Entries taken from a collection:
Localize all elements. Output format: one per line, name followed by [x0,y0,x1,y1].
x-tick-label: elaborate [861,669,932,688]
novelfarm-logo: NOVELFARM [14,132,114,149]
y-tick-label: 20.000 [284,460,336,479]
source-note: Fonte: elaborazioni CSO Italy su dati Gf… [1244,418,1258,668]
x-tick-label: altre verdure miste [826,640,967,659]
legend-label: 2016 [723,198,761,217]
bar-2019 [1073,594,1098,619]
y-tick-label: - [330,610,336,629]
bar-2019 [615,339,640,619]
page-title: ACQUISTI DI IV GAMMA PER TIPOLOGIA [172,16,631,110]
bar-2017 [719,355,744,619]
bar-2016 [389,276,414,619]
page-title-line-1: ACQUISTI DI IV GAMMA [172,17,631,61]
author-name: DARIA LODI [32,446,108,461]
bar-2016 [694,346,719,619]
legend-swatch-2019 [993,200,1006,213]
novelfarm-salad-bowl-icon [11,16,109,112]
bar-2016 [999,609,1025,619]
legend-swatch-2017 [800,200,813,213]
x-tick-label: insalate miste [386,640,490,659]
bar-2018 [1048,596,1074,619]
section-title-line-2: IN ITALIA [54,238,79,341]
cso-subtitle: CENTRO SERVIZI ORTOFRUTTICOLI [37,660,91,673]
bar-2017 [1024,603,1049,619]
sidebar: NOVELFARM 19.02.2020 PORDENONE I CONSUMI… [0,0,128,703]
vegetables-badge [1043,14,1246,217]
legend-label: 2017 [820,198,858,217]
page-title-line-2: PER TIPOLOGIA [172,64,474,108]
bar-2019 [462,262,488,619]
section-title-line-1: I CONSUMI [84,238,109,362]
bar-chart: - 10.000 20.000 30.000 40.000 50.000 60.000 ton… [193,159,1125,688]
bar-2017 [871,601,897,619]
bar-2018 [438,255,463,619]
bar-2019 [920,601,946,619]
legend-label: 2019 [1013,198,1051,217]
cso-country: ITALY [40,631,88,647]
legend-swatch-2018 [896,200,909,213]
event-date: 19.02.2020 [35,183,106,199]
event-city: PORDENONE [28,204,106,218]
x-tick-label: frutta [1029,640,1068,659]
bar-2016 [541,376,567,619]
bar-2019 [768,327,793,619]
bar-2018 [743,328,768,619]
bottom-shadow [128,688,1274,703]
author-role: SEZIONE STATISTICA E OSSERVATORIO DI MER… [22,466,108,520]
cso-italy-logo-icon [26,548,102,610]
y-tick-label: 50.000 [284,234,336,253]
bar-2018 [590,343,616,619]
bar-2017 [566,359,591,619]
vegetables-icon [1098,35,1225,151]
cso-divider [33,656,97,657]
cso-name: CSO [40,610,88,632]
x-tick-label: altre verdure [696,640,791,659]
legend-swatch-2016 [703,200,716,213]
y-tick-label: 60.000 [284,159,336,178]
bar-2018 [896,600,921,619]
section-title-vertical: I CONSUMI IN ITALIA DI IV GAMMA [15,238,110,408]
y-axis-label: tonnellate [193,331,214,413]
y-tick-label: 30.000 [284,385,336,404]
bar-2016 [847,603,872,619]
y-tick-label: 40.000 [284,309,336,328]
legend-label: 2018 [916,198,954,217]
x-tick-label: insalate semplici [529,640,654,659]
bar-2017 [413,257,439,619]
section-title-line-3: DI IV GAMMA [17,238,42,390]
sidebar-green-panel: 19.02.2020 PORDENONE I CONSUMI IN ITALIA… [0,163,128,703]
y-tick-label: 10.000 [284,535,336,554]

▶ _Given instruction_: Can you copy every line of the material above word for word, without changing anything?

▶ _The output_:
Localize all elements. Output format: one per line, name followed by [x0,y0,x1,y1].
x-tick-label: elaborate [861,669,932,688]
novelfarm-logo: NOVELFARM [14,132,114,149]
y-tick-label: 20.000 [284,460,336,479]
source-note: Fonte: elaborazioni CSO Italy su dati Gf… [1244,418,1258,668]
x-tick-label: altre verdure miste [826,640,967,659]
legend-label: 2016 [723,198,761,217]
bar-2019 [1073,594,1098,619]
y-tick-label: - [330,610,336,629]
bar-2019 [615,339,640,619]
page-title: ACQUISTI DI IV GAMMA PER TIPOLOGIA [172,16,631,110]
bar-2017 [719,355,744,619]
bar-2016 [389,276,414,619]
page-title-line-1: ACQUISTI DI IV GAMMA [172,17,631,61]
author-name: DARIA LODI [32,446,108,461]
bar-2016 [694,346,719,619]
legend-swatch-2019 [993,200,1006,213]
novelfarm-salad-bowl-icon [11,16,109,112]
bar-2016 [999,609,1025,619]
legend-swatch-2017 [800,200,813,213]
x-tick-label: insalate miste [386,640,490,659]
bar-2018 [1048,596,1074,619]
section-title-line-2: IN ITALIA [54,238,79,341]
cso-subtitle: CENTRO SERVIZI ORTOFRUTTICOLI [37,660,91,673]
bar-2017 [1024,603,1049,619]
sidebar: NOVELFARM 19.02.2020 PORDENONE I CONSUMI… [0,0,128,703]
vegetables-badge [1043,14,1246,217]
legend-label: 2017 [820,198,858,217]
page-title-line-2: PER TIPOLOGIA [172,64,474,108]
bar-2019 [462,262,488,619]
section-title-line-1: I CONSUMI [84,238,109,362]
bar-chart: - 10.000 20.000 30.000 40.000 50.000 60.000 ton… [193,159,1125,688]
bar-2017 [871,601,897,619]
bar-2018 [438,255,463,619]
bar-2019 [920,601,946,619]
legend-label: 2019 [1013,198,1051,217]
cso-country: ITALY [40,631,88,647]
legend-swatch-2018 [896,200,909,213]
event-date: 19.02.2020 [35,183,106,199]
event-city: PORDENONE [28,204,106,218]
x-tick-label: frutta [1029,640,1068,659]
bar-2016 [541,376,567,619]
bar-2019 [768,327,793,619]
bar-2018 [743,328,768,619]
bottom-shadow [128,688,1274,703]
author-role: SEZIONE STATISTICA E OSSERVATORIO DI MER… [22,466,108,520]
cso-italy-logo-icon [26,548,102,610]
y-tick-label: 50.000 [284,234,336,253]
bar-2018 [590,343,616,619]
bar-2017 [566,359,591,619]
vegetables-icon [1098,35,1225,151]
cso-divider [33,656,97,657]
cso-name: CSO [40,610,88,632]
x-tick-label: altre verdure [696,640,791,659]
legend-swatch-2016 [703,200,716,213]
y-tick-label: 60.000 [284,159,336,178]
bar-2018 [896,600,921,619]
section-title-vertical: I CONSUMI IN ITALIA DI IV GAMMA [15,238,110,408]
y-axis-label: tonnellate [193,331,214,413]
y-tick-label: 30.000 [284,385,336,404]
bar-2016 [847,603,872,619]
y-tick-label: 40.000 [284,309,336,328]
legend-label: 2018 [916,198,954,217]
x-tick-label: insalate semplici [529,640,654,659]
bar-2017 [413,257,439,619]
section-title-line-3: DI IV GAMMA [17,238,42,390]
sidebar-green-panel: 19.02.2020 PORDENONE I CONSUMI IN ITALIA… [0,163,128,703]
y-tick-label: 10.000 [284,535,336,554]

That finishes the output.